/---

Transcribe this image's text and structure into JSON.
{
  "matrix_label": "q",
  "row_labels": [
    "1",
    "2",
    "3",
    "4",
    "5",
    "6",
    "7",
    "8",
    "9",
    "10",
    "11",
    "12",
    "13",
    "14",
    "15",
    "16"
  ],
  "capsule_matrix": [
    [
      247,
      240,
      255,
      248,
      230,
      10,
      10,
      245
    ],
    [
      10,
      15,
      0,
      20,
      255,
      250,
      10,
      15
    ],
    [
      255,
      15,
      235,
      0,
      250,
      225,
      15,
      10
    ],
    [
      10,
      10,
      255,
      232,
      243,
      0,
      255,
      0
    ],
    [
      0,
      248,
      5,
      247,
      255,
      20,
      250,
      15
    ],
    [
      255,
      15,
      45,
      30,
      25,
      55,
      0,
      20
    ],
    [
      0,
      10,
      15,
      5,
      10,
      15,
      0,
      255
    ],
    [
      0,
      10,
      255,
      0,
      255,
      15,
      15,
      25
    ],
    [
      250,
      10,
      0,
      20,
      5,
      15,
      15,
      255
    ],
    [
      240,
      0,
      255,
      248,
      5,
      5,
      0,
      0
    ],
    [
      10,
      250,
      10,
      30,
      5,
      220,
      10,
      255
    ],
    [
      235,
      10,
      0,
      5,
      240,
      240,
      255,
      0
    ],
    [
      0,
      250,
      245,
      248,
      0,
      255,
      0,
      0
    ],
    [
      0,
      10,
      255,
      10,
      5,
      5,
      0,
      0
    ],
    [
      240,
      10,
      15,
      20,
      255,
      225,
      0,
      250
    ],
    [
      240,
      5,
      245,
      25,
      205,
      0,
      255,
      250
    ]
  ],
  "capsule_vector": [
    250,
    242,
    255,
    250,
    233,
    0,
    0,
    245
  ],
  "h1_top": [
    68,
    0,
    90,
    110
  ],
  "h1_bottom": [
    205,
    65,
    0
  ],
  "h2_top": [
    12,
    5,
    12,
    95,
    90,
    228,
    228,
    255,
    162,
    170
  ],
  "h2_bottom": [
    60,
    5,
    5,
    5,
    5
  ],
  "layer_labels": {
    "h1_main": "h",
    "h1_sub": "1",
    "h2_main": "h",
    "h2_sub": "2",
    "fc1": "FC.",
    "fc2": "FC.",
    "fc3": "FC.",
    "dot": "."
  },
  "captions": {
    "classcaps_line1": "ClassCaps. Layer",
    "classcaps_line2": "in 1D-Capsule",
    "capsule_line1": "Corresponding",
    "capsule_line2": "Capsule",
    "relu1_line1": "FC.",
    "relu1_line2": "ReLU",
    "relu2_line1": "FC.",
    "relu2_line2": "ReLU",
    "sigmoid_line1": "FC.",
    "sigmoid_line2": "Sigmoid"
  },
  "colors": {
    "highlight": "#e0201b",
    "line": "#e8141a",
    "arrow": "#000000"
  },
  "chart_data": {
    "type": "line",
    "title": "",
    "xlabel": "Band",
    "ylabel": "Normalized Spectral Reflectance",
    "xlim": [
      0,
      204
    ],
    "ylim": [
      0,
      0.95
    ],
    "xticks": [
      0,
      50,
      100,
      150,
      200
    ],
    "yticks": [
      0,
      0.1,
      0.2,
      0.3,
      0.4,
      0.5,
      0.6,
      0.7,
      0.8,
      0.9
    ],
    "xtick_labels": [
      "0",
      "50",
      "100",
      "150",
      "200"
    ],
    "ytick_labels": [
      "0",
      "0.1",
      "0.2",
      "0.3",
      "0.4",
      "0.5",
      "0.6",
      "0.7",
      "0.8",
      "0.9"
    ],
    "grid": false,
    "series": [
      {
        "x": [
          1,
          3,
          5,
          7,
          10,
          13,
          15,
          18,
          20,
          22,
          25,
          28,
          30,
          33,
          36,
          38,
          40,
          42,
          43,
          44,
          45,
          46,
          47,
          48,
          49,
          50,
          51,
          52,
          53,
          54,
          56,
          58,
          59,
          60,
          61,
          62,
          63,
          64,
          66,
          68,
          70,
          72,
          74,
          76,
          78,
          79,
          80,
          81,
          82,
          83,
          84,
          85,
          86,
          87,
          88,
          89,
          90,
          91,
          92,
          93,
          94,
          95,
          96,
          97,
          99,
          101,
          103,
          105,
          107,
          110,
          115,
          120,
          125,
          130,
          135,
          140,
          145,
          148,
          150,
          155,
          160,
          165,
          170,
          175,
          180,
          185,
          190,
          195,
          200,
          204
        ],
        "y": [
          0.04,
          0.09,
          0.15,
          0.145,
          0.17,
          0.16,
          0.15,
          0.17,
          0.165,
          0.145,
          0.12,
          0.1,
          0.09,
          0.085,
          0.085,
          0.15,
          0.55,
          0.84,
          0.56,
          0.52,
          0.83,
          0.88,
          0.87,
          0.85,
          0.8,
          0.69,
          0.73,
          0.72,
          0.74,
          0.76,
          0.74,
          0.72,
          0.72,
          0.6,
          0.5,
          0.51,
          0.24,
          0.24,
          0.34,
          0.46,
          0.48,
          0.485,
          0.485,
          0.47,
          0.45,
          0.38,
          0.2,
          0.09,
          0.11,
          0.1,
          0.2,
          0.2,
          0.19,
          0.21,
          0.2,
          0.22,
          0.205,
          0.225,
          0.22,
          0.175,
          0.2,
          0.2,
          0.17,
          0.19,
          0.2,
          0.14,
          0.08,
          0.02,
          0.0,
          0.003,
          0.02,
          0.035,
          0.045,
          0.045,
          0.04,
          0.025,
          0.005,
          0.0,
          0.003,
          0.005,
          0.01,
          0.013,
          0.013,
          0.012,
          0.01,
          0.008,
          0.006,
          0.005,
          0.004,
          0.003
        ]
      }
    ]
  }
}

\---

Written request: Extract the listing in its entirety and repeat it exactly.

Solution:
Transcribe this image's text and structure into JSON.
{
  "matrix_label": "q",
  "row_labels": [
    "1",
    "2",
    "3",
    "4",
    "5",
    "6",
    "7",
    "8",
    "9",
    "10",
    "11",
    "12",
    "13",
    "14",
    "15",
    "16"
  ],
  "capsule_matrix": [
    [
      247,
      240,
      255,
      248,
      230,
      10,
      10,
      245
    ],
    [
      10,
      15,
      0,
      20,
      255,
      250,
      10,
      15
    ],
    [
      255,
      15,
      235,
      0,
      250,
      225,
      15,
      10
    ],
    [
      10,
      10,
      255,
      232,
      243,
      0,
      255,
      0
    ],
    [
      0,
      248,
      5,
      247,
      255,
      20,
      250,
      15
    ],
    [
      255,
      15,
      45,
      30,
      25,
      55,
      0,
      20
    ],
    [
      0,
      10,
      15,
      5,
      10,
      15,
      0,
      255
    ],
    [
      0,
      10,
      255,
      0,
      255,
      15,
      15,
      25
    ],
    [
      250,
      10,
      0,
      20,
      5,
      15,
      15,
      255
    ],
    [
      240,
      0,
      255,
      248,
      5,
      5,
      0,
      0
    ],
    [
      10,
      250,
      10,
      30,
      5,
      220,
      10,
      255
    ],
    [
      235,
      10,
      0,
      5,
      240,
      240,
      255,
      0
    ],
    [
      0,
      250,
      245,
      248,
      0,
      255,
      0,
      0
    ],
    [
      0,
      10,
      255,
      10,
      5,
      5,
      0,
      0
    ],
    [
      240,
      10,
      15,
      20,
      255,
      225,
      0,
      250
    ],
    [
      240,
      5,
      245,
      25,
      205,
      0,
      255,
      250
    ]
  ],
  "capsule_vector": [
    250,
    242,
    255,
    250,
    233,
    0,
    0,
    245
  ],
  "h1_top": [
    68,
    0,
    90,
    110
  ],
  "h1_bottom": [
    205,
    65,
    0
  ],
  "h2_top": [
    12,
    5,
    12,
    95,
    90,
    228,
    228,
    255,
    162,
    170
  ],
  "h2_bottom": [
    60,
    5,
    5,
    5,
    5
  ],
  "layer_labels": {
    "h1_main": "h",
    "h1_sub": "1",
    "h2_main": "h",
    "h2_sub": "2",
    "fc1": "FC.",
    "fc2": "FC.",
    "fc3": "FC.",
    "dot": "."
  },
  "captions": {
    "classcaps_line1": "ClassCaps. Layer",
    "classcaps_line2": "in 1D-Capsule",
    "capsule_line1": "Corresponding",
    "capsule_line2": "Capsule",
    "relu1_line1": "FC.",
    "relu1_line2": "ReLU",
    "relu2_line1": "FC.",
    "relu2_line2": "ReLU",
    "sigmoid_line1": "FC.",
    "sigmoid_line2": "Sigmoid"
  },
  "colors": {
    "highlight": "#e0201b",
    "line": "#e8141a",
    "arrow": "#000000"
  },
  "chart_data": {
    "type": "line",
    "title": "",
    "xlabel": "Band",
    "ylabel": "Normalized Spectral Reflectance",
    "xlim": [
      0,
      204
    ],
    "ylim": [
      0,
      0.95
    ],
    "xticks": [
      0,
      50,
      100,
      150,
      200
    ],
    "yticks": [
      0,
      0.1,
      0.2,
      0.3,
      0.4,
      0.5,
      0.6,
      0.7,
      0.8,
      0.9
    ],
    "xtick_labels": [
      "0",
      "50",
      "100",
      "150",
      "200"
    ],
    "ytick_labels": [
      "0",
      "0.1",
      "0.2",
      "0.3",
      "0.4",
      "0.5",
      "0.6",
      "0.7",
      "0.8",
      "0.9"
    ],
    "grid": false,
    "series": [
      {
        "x": [
          1,
          3,
          5,
          7,
          10,
          13,
          15,
          18,
          20,
          22,
          25,
          28,
          30,
          33,
          36,
          38,
          40,
          42,
          43,
          44,
          45,
          46,
          47,
          48,
          49,
          50,
          51,
          52,
          53,
          54,
          56,
          58,
          59,
          60,
          61,
          62,
          63,
          64,
          66,
          68,
          70,
          72,
          74,
          76,
          78,
          79,
          80,
          81,
          82,
          83,
          84,
          85,
          86,
          87,
          88,
          89,
          90,
          91,
          92,
          93,
          94,
          95,
          96,
          97,
          99,
          101,
          103,
          105,
          107,
          110,
          115,
          120,
          125,
          130,
          135,
          140,
          145,
          148,
          150,
          155,
          160,
          165,
          170,
          175,
          180,
          185,
          190,
          195,
          200,
          204
        ],
        "y": [
          0.04,
          0.09,
          0.15,
          0.145,
          0.17,
          0.16,
          0.15,
          0.17,
          0.165,
          0.145,
          0.12,
          0.1,
          0.09,
          0.085,
          0.085,
          0.15,
          0.55,
          0.84,
          0.56,
          0.52,
          0.83,
          0.88,
          0.87,
          0.85,
          0.8,
          0.69,
          0.73,
          0.72,
          0.74,
          0.76,
          0.74,
          0.72,
          0.72,
          0.6,
          0.5,
          0.51,
          0.24,
          0.24,
          0.34,
          0.46,
          0.48,
          0.485,
          0.485,
          0.47,
          0.45,
          0.38,
          0.2,
          0.09,
          0.11,
          0.1,
          0.2,
          0.2,
          0.19,
          0.21,
          0.2,
          0.22,
          0.205,
          0.225,
          0.22,
          0.175,
          0.2,
          0.2,
          0.17,
          0.19,
          0.2,
          0.14,
          0.08,
          0.02,
          0.0,
          0.003,
          0.02,
          0.035,
          0.045,
          0.045,
          0.04,
          0.025,
          0.005,
          0.0,
          0.003,
          0.005,
          0.01,
          0.013,
          0.013,
          0.012,
          0.01,
          0.008,
          0.006,
          0.005,
          0.004,
          0.003
        ]
      }
    ]
  }
}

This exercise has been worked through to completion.